### Supplied records
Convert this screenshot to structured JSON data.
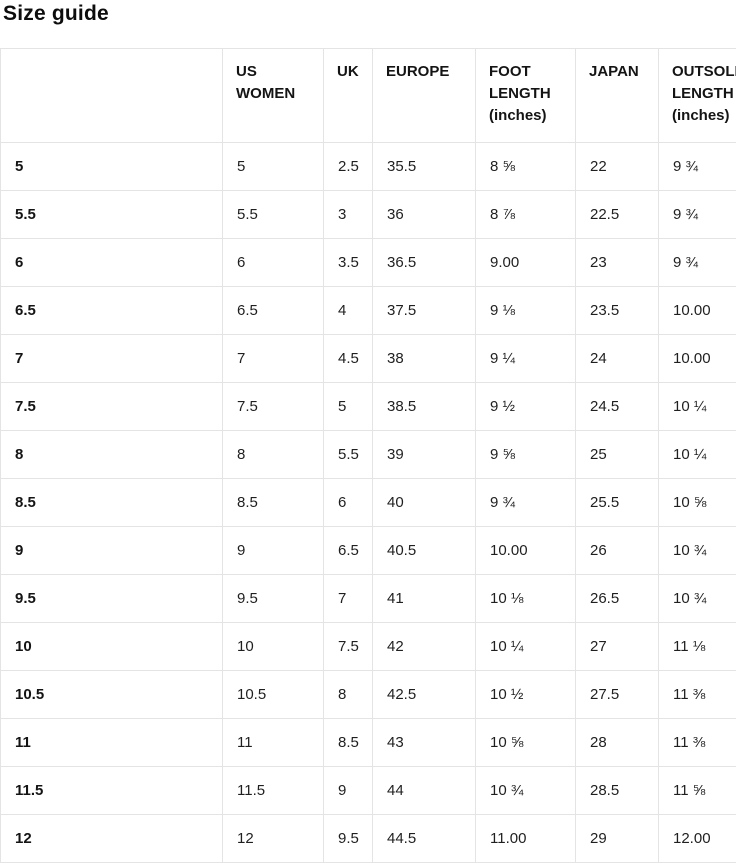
{
  "title": "Size guide",
  "table": {
    "headers": [
      "",
      "US WOMEN",
      "UK",
      "EUROPE",
      "FOOT LENGTH (inches)",
      "JAPAN",
      "OUTSOLE LENGTH (inches)"
    ],
    "rows": [
      [
        "5",
        "5",
        "2.5",
        "35.5",
        "8 ⅝",
        "22",
        "9 ¾"
      ],
      [
        "5.5",
        "5.5",
        "3",
        "36",
        "8 ⅞",
        "22.5",
        "9 ¾"
      ],
      [
        "6",
        "6",
        "3.5",
        "36.5",
        "9.00",
        "23",
        "9 ¾"
      ],
      [
        "6.5",
        "6.5",
        "4",
        "37.5",
        "9 ⅛",
        "23.5",
        "10.00"
      ],
      [
        "7",
        "7",
        "4.5",
        "38",
        "9 ¼",
        "24",
        "10.00"
      ],
      [
        "7.5",
        "7.5",
        "5",
        "38.5",
        "9 ½",
        "24.5",
        "10 ¼"
      ],
      [
        "8",
        "8",
        "5.5",
        "39",
        "9 ⅝",
        "25",
        "10 ¼"
      ],
      [
        "8.5",
        "8.5",
        "6",
        "40",
        "9 ¾",
        "25.5",
        "10 ⅝"
      ],
      [
        "9",
        "9",
        "6.5",
        "40.5",
        "10.00",
        "26",
        "10 ¾"
      ],
      [
        "9.5",
        "9.5",
        "7",
        "41",
        "10 ⅛",
        "26.5",
        "10 ¾"
      ],
      [
        "10",
        "10",
        "7.5",
        "42",
        "10 ¼",
        "27",
        "11 ⅛"
      ],
      [
        "10.5",
        "10.5",
        "8",
        "42.5",
        "10 ½",
        "27.5",
        "11 ⅜"
      ],
      [
        "11",
        "11",
        "8.5",
        "43",
        "10 ⅝",
        "28",
        "11 ⅜"
      ],
      [
        "11.5",
        "11.5",
        "9",
        "44",
        "10 ¾",
        "28.5",
        "11 ⅝"
      ],
      [
        "12",
        "12",
        "9.5",
        "44.5",
        "11.00",
        "29",
        "12.00"
      ]
    ]
  },
  "colors": {
    "background": "#ffffff",
    "border": "#e4e4e4",
    "text": "#1f1f1f",
    "heading_text": "#0d0d0d"
  }
}
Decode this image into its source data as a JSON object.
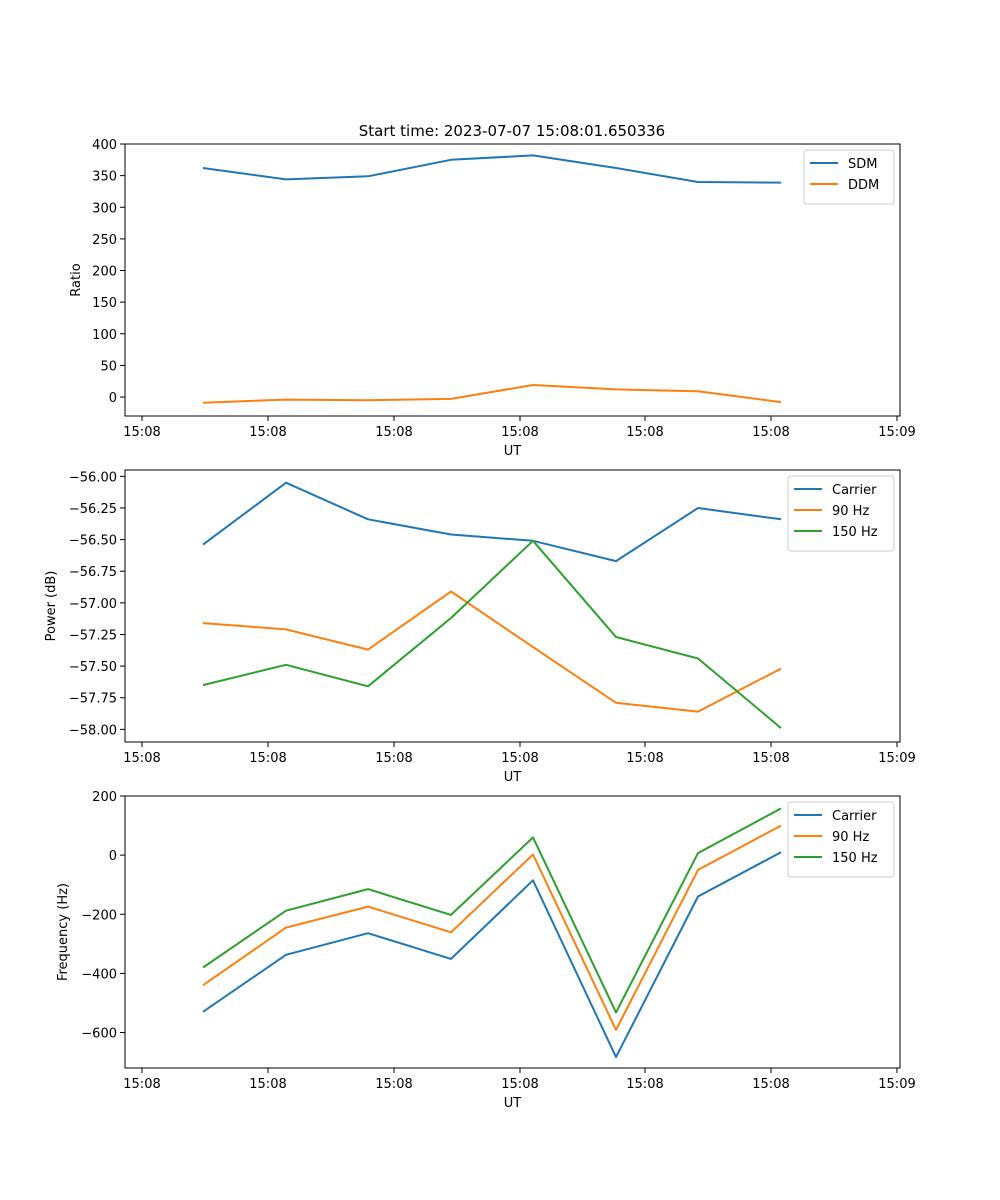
{
  "figure": {
    "title": "Start time: 2023-07-07 15:08:01.650336"
  },
  "colors": {
    "blue": "#1f77b4",
    "orange": "#ff7f0e",
    "green": "#2ca02c"
  },
  "chart_data": [
    {
      "type": "line",
      "title": "Start time: 2023-07-07 15:08:01.650336",
      "xlabel": "UT",
      "ylabel": "Ratio",
      "x_tick_labels": [
        "15:08",
        "15:08",
        "15:08",
        "15:08",
        "15:08",
        "15:08",
        "15:09"
      ],
      "ylim": [
        -30,
        400
      ],
      "y_ticks": [
        0,
        50,
        100,
        150,
        200,
        250,
        300,
        350,
        400
      ],
      "y_tick_labels": [
        "0",
        "50",
        "100",
        "150",
        "200",
        "250",
        "300",
        "350",
        "400"
      ],
      "legend": "top-right",
      "series": [
        {
          "name": "SDM",
          "color": "#1f77b4",
          "values": [
            362,
            344,
            349,
            375,
            382,
            362,
            340,
            339
          ]
        },
        {
          "name": "DDM",
          "color": "#ff7f0e",
          "values": [
            -9,
            -4,
            -5,
            -3,
            19,
            12,
            9,
            -8
          ]
        }
      ]
    },
    {
      "type": "line",
      "xlabel": "UT",
      "ylabel": "Power (dB)",
      "x_tick_labels": [
        "15:08",
        "15:08",
        "15:08",
        "15:08",
        "15:08",
        "15:08",
        "15:09"
      ],
      "ylim": [
        -58.1,
        -55.95
      ],
      "y_ticks": [
        -58.0,
        -57.75,
        -57.5,
        -57.25,
        -57.0,
        -56.75,
        -56.5,
        -56.25,
        -56.0
      ],
      "y_tick_labels": [
        "−58.00",
        "−57.75",
        "−57.50",
        "−57.25",
        "−57.00",
        "−56.75",
        "−56.50",
        "−56.25",
        "−56.00"
      ],
      "legend": "top-right",
      "series": [
        {
          "name": "Carrier",
          "color": "#1f77b4",
          "values": [
            -56.54,
            -56.05,
            -56.34,
            -56.46,
            -56.51,
            -56.67,
            -56.25,
            -56.34
          ]
        },
        {
          "name": "90 Hz",
          "color": "#ff7f0e",
          "values": [
            -57.16,
            -57.21,
            -57.37,
            -56.91,
            -57.35,
            -57.79,
            -57.86,
            -57.52
          ]
        },
        {
          "name": "150 Hz",
          "color": "#2ca02c",
          "values": [
            -57.65,
            -57.49,
            -57.66,
            -57.12,
            -56.51,
            -57.27,
            -57.44,
            -57.99
          ]
        }
      ]
    },
    {
      "type": "line",
      "xlabel": "UT",
      "ylabel": "Frequency (Hz)",
      "x_tick_labels": [
        "15:08",
        "15:08",
        "15:08",
        "15:08",
        "15:08",
        "15:08",
        "15:09"
      ],
      "ylim": [
        -720,
        200
      ],
      "y_ticks": [
        -600,
        -400,
        -200,
        0,
        200
      ],
      "y_tick_labels": [
        "−600",
        "−400",
        "−200",
        "0",
        "200"
      ],
      "legend": "top-right",
      "series": [
        {
          "name": "Carrier",
          "color": "#1f77b4",
          "values": [
            -530,
            -337,
            -264,
            -351,
            -85,
            -683,
            -140,
            10
          ]
        },
        {
          "name": "90 Hz",
          "color": "#ff7f0e",
          "values": [
            -440,
            -245,
            -174,
            -261,
            2,
            -591,
            -50,
            100
          ]
        },
        {
          "name": "150 Hz",
          "color": "#2ca02c",
          "values": [
            -380,
            -188,
            -115,
            -202,
            60,
            -532,
            7,
            158
          ]
        }
      ]
    }
  ]
}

### Written problem
Print out the material word for word, omitting the pictures.

### Solved exercise
Convert this screenshot to structured JSON data.
{
  "title": "Size guide",
  "table": {
    "headers": [
      "",
      "US WOMEN",
      "UK",
      "EUROPE",
      "FOOT LENGTH (inches)",
      "JAPAN",
      "OUTSOLE LENGTH (inches)"
    ],
    "rows": [
      [
        "5",
        "5",
        "2.5",
        "35.5",
        "8 ⅝",
        "22",
        "9 ¾"
      ],
      [
        "5.5",
        "5.5",
        "3",
        "36",
        "8 ⅞",
        "22.5",
        "9 ¾"
      ],
      [
        "6",
        "6",
        "3.5",
        "36.5",
        "9.00",
        "23",
        "9 ¾"
      ],
      [
        "6.5",
        "6.5",
        "4",
        "37.5",
        "9 ⅛",
        "23.5",
        "10.00"
      ],
      [
        "7",
        "7",
        "4.5",
        "38",
        "9 ¼",
        "24",
        "10.00"
      ],
      [
        "7.5",
        "7.5",
        "5",
        "38.5",
        "9 ½",
        "24.5",
        "10 ¼"
      ],
      [
        "8",
        "8",
        "5.5",
        "39",
        "9 ⅝",
        "25",
        "10 ¼"
      ],
      [
        "8.5",
        "8.5",
        "6",
        "40",
        "9 ¾",
        "25.5",
        "10 ⅝"
      ],
      [
        "9",
        "9",
        "6.5",
        "40.5",
        "10.00",
        "26",
        "10 ¾"
      ],
      [
        "9.5",
        "9.5",
        "7",
        "41",
        "10 ⅛",
        "26.5",
        "10 ¾"
      ],
      [
        "10",
        "10",
        "7.5",
        "42",
        "10 ¼",
        "27",
        "11 ⅛"
      ],
      [
        "10.5",
        "10.5",
        "8",
        "42.5",
        "10 ½",
        "27.5",
        "11 ⅜"
      ],
      [
        "11",
        "11",
        "8.5",
        "43",
        "10 ⅝",
        "28",
        "11 ⅜"
      ],
      [
        "11.5",
        "11.5",
        "9",
        "44",
        "10 ¾",
        "28.5",
        "11 ⅝"
      ],
      [
        "12",
        "12",
        "9.5",
        "44.5",
        "11.00",
        "29",
        "12.00"
      ]
    ]
  },
  "colors": {
    "background": "#ffffff",
    "border": "#e4e4e4",
    "text": "#1f1f1f",
    "heading_text": "#0d0d0d"
  }
}
Decode this image into its source data as a JSON object.
{
  "figure": {
    "title": "Start time: 2023-07-07 15:08:01.650336"
  },
  "colors": {
    "blue": "#1f77b4",
    "orange": "#ff7f0e",
    "green": "#2ca02c"
  },
  "chart_data": [
    {
      "type": "line",
      "title": "Start time: 2023-07-07 15:08:01.650336",
      "xlabel": "UT",
      "ylabel": "Ratio",
      "x_tick_labels": [
        "15:08",
        "15:08",
        "15:08",
        "15:08",
        "15:08",
        "15:08",
        "15:09"
      ],
      "ylim": [
        -30,
        400
      ],
      "y_ticks": [
        0,
        50,
        100,
        150,
        200,
        250,
        300,
        350,
        400
      ],
      "y_tick_labels": [
        "0",
        "50",
        "100",
        "150",
        "200",
        "250",
        "300",
        "350",
        "400"
      ],
      "legend": "top-right",
      "series": [
        {
          "name": "SDM",
          "color": "#1f77b4",
          "values": [
            362,
            344,
            349,
            375,
            382,
            362,
            340,
            339
          ]
        },
        {
          "name": "DDM",
          "color": "#ff7f0e",
          "values": [
            -9,
            -4,
            -5,
            -3,
            19,
            12,
            9,
            -8
          ]
        }
      ]
    },
    {
      "type": "line",
      "xlabel": "UT",
      "ylabel": "Power (dB)",
      "x_tick_labels": [
        "15:08",
        "15:08",
        "15:08",
        "15:08",
        "15:08",
        "15:08",
        "15:09"
      ],
      "ylim": [
        -58.1,
        -55.95
      ],
      "y_ticks": [
        -58.0,
        -57.75,
        -57.5,
        -57.25,
        -57.0,
        -56.75,
        -56.5,
        -56.25,
        -56.0
      ],
      "y_tick_labels": [
        "−58.00",
        "−57.75",
        "−57.50",
        "−57.25",
        "−57.00",
        "−56.75",
        "−56.50",
        "−56.25",
        "−56.00"
      ],
      "legend": "top-right",
      "series": [
        {
          "name": "Carrier",
          "color": "#1f77b4",
          "values": [
            -56.54,
            -56.05,
            -56.34,
            -56.46,
            -56.51,
            -56.67,
            -56.25,
            -56.34
          ]
        },
        {
          "name": "90 Hz",
          "color": "#ff7f0e",
          "values": [
            -57.16,
            -57.21,
            -57.37,
            -56.91,
            -57.35,
            -57.79,
            -57.86,
            -57.52
          ]
        },
        {
          "name": "150 Hz",
          "color": "#2ca02c",
          "values": [
            -57.65,
            -57.49,
            -57.66,
            -57.12,
            -56.51,
            -57.27,
            -57.44,
            -57.99
          ]
        }
      ]
    },
    {
      "type": "line",
      "xlabel": "UT",
      "ylabel": "Frequency (Hz)",
      "x_tick_labels": [
        "15:08",
        "15:08",
        "15:08",
        "15:08",
        "15:08",
        "15:08",
        "15:09"
      ],
      "ylim": [
        -720,
        200
      ],
      "y_ticks": [
        -600,
        -400,
        -200,
        0,
        200
      ],
      "y_tick_labels": [
        "−600",
        "−400",
        "−200",
        "0",
        "200"
      ],
      "legend": "top-right",
      "series": [
        {
          "name": "Carrier",
          "color": "#1f77b4",
          "values": [
            -530,
            -337,
            -264,
            -351,
            -85,
            -683,
            -140,
            10
          ]
        },
        {
          "name": "90 Hz",
          "color": "#ff7f0e",
          "values": [
            -440,
            -245,
            -174,
            -261,
            2,
            -591,
            -50,
            100
          ]
        },
        {
          "name": "150 Hz",
          "color": "#2ca02c",
          "values": [
            -380,
            -188,
            -115,
            -202,
            60,
            -532,
            7,
            158
          ]
        }
      ]
    }
  ]
}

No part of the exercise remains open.